* Work to be completed:
Search the listing for "никогда" and copy every line where it appears.

─── Records for the task

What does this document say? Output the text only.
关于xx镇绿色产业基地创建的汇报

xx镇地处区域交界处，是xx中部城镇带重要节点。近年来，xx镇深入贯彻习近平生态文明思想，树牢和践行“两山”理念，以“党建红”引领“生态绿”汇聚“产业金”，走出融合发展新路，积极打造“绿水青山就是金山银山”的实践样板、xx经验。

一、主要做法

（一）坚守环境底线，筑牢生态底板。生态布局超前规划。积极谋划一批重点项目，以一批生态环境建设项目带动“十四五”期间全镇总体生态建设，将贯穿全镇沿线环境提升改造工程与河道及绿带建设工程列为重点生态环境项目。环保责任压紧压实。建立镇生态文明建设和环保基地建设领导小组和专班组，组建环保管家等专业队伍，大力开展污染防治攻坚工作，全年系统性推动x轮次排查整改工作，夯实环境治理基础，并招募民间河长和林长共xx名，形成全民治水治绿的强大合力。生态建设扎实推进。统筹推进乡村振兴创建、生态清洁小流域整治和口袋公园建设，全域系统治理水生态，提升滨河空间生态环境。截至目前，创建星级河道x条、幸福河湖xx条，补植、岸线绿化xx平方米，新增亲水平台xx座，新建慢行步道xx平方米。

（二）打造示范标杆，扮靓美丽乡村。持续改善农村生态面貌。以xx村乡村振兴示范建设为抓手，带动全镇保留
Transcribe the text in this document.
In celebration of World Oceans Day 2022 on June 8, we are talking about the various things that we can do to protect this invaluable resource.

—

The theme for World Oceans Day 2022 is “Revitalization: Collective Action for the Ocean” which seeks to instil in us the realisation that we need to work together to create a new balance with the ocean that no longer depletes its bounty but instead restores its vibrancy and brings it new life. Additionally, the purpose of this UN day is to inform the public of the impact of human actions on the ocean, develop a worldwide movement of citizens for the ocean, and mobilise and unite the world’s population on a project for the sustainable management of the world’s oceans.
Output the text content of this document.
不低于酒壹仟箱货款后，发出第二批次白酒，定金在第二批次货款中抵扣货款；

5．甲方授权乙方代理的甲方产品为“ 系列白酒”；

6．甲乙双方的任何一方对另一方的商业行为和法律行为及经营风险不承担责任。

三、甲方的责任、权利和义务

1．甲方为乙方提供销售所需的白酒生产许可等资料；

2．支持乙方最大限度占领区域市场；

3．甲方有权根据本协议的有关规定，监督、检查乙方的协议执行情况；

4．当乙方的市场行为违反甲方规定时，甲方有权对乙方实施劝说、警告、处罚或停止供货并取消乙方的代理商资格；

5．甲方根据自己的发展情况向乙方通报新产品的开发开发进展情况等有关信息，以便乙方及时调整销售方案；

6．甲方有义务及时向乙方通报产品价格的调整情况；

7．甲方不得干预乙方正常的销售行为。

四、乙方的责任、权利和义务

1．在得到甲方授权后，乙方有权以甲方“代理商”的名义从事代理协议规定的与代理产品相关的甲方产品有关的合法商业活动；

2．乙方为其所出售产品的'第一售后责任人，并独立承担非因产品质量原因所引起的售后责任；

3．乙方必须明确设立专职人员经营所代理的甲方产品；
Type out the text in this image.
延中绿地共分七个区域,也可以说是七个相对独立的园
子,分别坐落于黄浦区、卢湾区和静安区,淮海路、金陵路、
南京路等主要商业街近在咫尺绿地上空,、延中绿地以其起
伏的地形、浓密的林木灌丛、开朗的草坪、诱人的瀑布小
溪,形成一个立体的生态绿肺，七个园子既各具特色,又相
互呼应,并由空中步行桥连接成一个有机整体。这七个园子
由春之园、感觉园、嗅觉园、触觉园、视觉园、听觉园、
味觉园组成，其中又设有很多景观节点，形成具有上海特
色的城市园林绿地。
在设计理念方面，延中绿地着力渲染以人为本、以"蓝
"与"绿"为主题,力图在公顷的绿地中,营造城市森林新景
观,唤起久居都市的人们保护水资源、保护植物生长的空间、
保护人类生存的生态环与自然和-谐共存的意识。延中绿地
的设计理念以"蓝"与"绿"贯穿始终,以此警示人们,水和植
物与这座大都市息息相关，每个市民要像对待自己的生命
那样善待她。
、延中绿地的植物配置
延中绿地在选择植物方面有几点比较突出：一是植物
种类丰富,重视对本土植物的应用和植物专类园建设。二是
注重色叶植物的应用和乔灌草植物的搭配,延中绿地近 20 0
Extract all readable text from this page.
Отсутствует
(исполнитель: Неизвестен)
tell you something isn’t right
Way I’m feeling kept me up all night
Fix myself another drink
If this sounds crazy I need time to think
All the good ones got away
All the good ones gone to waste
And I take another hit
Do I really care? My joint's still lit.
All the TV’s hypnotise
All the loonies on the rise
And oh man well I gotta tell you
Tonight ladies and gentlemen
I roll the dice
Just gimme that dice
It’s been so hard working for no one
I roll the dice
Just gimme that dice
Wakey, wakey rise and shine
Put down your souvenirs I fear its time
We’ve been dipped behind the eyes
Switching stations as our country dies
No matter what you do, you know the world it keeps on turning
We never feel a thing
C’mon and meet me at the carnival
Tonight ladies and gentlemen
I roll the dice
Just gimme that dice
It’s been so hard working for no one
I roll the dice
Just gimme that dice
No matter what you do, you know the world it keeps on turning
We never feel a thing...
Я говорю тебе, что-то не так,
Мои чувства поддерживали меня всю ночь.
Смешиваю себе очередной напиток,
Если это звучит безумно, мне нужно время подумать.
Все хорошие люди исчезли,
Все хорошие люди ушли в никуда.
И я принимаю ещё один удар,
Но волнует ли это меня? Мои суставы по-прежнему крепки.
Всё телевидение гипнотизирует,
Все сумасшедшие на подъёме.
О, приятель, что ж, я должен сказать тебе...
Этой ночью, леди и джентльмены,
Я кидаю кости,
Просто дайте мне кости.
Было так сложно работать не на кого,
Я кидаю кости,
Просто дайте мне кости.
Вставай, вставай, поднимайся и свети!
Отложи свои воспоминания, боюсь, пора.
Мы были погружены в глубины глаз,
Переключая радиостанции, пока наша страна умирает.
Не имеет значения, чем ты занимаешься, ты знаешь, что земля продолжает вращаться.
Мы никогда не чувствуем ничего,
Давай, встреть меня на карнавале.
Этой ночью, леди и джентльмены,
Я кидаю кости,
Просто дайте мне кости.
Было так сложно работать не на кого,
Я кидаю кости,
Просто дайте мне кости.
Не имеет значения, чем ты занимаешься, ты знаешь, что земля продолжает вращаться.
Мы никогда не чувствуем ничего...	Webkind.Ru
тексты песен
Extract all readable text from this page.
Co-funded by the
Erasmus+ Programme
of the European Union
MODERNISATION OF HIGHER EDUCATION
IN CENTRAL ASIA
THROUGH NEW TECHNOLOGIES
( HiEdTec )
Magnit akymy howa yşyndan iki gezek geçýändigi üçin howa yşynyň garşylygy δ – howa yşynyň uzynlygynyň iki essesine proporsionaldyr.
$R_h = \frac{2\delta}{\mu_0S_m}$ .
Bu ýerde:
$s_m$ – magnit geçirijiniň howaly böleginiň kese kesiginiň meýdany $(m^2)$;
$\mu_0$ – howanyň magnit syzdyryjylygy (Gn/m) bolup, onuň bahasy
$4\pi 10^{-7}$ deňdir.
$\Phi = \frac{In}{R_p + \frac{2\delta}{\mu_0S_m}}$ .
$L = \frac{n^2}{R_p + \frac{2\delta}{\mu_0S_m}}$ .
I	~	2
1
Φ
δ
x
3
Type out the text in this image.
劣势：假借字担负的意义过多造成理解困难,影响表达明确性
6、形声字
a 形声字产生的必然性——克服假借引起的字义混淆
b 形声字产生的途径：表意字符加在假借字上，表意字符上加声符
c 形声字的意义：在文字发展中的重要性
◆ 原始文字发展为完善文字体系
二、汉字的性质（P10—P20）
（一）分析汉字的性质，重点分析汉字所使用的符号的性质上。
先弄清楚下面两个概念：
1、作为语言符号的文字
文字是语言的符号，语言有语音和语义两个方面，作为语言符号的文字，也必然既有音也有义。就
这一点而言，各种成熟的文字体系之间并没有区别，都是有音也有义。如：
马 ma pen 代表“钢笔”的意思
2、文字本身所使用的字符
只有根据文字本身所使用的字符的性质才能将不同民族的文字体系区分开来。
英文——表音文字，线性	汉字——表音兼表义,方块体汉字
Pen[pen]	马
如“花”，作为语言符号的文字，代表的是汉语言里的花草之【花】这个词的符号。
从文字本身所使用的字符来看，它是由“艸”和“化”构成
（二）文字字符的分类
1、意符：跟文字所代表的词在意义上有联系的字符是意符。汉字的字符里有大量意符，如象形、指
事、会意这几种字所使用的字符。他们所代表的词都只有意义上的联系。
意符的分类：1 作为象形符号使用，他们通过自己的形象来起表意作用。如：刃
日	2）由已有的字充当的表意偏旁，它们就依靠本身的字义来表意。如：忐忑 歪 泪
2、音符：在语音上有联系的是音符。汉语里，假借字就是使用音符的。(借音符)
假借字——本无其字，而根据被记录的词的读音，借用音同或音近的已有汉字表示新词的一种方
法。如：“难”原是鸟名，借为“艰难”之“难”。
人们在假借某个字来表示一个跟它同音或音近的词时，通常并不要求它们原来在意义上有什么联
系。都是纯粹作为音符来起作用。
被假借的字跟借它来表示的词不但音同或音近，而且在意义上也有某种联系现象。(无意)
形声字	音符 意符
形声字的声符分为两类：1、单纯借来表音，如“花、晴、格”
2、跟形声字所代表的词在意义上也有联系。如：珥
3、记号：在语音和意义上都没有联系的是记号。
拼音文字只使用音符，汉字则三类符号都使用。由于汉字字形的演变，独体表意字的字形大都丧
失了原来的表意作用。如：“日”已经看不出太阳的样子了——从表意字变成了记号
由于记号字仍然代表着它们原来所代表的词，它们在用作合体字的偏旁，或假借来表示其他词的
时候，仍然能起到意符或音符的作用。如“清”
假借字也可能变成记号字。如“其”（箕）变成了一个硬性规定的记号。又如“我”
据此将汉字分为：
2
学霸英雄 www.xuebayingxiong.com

──────

* Expected answer:
Мы никогда не чувствуем ничего,
Мы никогда не чувствуем ничего...	Webkind.Ru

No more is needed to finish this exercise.